▶ [WHAT IS NEEDED]: Only the number is needed: how many lines contain the word "Pública"?

[start ROWS]

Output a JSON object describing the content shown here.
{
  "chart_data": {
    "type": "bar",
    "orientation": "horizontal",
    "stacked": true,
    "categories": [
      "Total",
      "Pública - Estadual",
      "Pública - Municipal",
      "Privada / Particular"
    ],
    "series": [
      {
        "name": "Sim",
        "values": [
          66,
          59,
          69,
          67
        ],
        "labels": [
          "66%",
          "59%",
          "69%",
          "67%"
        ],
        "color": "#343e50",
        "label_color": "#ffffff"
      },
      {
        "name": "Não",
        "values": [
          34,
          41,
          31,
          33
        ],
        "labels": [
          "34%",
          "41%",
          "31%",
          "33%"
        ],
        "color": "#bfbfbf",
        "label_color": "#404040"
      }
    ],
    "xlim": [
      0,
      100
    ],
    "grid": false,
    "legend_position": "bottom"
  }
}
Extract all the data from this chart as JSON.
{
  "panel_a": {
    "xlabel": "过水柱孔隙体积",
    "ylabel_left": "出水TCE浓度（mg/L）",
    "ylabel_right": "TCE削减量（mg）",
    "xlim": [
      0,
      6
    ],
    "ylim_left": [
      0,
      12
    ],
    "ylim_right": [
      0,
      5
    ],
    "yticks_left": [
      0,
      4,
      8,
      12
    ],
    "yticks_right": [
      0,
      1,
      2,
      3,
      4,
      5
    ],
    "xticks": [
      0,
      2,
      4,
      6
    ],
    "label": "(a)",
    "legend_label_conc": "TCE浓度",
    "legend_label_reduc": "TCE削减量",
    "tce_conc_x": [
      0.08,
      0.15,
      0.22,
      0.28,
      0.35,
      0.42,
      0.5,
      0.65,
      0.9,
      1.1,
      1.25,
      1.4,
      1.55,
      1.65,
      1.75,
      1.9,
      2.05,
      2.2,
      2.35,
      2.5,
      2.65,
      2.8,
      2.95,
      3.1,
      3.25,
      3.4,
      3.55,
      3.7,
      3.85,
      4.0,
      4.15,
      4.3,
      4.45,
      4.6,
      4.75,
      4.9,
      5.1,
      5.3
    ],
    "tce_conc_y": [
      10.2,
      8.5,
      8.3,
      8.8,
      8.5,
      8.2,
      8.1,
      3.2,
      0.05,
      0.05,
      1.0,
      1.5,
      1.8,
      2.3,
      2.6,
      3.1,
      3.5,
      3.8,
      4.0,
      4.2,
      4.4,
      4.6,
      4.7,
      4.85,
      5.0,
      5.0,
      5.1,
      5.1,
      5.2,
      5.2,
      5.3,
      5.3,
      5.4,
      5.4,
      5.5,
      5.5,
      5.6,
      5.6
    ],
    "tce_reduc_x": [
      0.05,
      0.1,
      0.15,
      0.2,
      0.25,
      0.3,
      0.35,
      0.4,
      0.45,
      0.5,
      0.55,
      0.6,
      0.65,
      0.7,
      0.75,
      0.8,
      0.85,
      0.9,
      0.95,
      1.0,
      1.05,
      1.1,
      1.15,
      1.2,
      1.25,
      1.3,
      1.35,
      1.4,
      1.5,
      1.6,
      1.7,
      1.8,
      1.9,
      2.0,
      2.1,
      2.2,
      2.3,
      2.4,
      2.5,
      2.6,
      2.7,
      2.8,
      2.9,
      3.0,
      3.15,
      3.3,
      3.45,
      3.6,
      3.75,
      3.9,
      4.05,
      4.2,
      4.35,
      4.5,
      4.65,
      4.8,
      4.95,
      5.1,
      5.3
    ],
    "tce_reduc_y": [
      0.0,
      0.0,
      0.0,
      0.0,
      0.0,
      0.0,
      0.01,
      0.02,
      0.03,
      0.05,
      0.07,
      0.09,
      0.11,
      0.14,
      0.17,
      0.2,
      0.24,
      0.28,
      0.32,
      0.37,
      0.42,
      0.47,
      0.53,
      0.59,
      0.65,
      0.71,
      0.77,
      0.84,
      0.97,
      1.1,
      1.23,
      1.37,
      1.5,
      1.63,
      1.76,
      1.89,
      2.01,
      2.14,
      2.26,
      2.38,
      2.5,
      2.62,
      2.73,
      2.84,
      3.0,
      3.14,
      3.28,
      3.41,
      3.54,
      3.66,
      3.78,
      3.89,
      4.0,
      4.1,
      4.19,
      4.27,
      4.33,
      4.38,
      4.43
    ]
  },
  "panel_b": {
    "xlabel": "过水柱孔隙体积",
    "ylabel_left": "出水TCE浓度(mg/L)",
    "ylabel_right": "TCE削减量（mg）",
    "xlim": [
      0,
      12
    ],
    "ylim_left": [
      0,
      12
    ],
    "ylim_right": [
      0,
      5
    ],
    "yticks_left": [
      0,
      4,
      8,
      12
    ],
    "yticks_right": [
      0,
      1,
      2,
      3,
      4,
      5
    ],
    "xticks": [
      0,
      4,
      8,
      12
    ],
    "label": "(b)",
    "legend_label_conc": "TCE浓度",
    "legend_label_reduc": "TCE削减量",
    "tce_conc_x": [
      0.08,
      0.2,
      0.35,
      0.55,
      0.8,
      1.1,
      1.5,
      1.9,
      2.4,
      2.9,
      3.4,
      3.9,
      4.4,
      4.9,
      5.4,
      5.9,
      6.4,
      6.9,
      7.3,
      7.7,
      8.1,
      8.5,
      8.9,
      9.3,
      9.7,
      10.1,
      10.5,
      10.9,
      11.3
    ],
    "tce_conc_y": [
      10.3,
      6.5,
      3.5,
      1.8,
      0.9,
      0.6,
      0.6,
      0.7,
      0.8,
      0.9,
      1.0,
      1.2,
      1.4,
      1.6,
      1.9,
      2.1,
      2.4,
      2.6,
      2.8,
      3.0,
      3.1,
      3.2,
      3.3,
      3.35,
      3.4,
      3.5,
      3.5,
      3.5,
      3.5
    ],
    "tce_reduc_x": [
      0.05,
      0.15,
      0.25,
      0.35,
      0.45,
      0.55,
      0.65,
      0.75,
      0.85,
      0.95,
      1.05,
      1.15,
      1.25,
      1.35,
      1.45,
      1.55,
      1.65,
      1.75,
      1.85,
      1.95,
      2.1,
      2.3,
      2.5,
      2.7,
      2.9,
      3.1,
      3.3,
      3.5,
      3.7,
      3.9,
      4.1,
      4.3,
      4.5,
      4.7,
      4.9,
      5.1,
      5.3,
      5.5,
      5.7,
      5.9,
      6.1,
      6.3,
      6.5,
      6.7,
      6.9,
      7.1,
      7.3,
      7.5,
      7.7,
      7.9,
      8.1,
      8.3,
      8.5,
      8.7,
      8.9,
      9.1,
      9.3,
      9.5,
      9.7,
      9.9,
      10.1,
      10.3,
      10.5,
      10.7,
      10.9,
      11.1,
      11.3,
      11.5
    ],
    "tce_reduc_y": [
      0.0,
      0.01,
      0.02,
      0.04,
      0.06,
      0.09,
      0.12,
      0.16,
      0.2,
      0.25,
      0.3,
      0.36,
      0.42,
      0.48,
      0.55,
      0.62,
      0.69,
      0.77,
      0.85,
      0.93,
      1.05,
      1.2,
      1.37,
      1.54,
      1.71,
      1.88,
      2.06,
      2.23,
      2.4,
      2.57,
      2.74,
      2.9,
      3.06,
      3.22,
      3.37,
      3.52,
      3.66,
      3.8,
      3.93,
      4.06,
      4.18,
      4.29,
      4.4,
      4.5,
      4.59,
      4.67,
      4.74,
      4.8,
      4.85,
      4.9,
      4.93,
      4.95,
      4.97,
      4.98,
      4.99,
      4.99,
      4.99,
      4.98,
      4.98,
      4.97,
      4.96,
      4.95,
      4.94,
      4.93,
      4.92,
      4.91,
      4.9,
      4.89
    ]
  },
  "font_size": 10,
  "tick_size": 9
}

[end ROWS]

▶ [RESPONSE TO THE TASK]: 2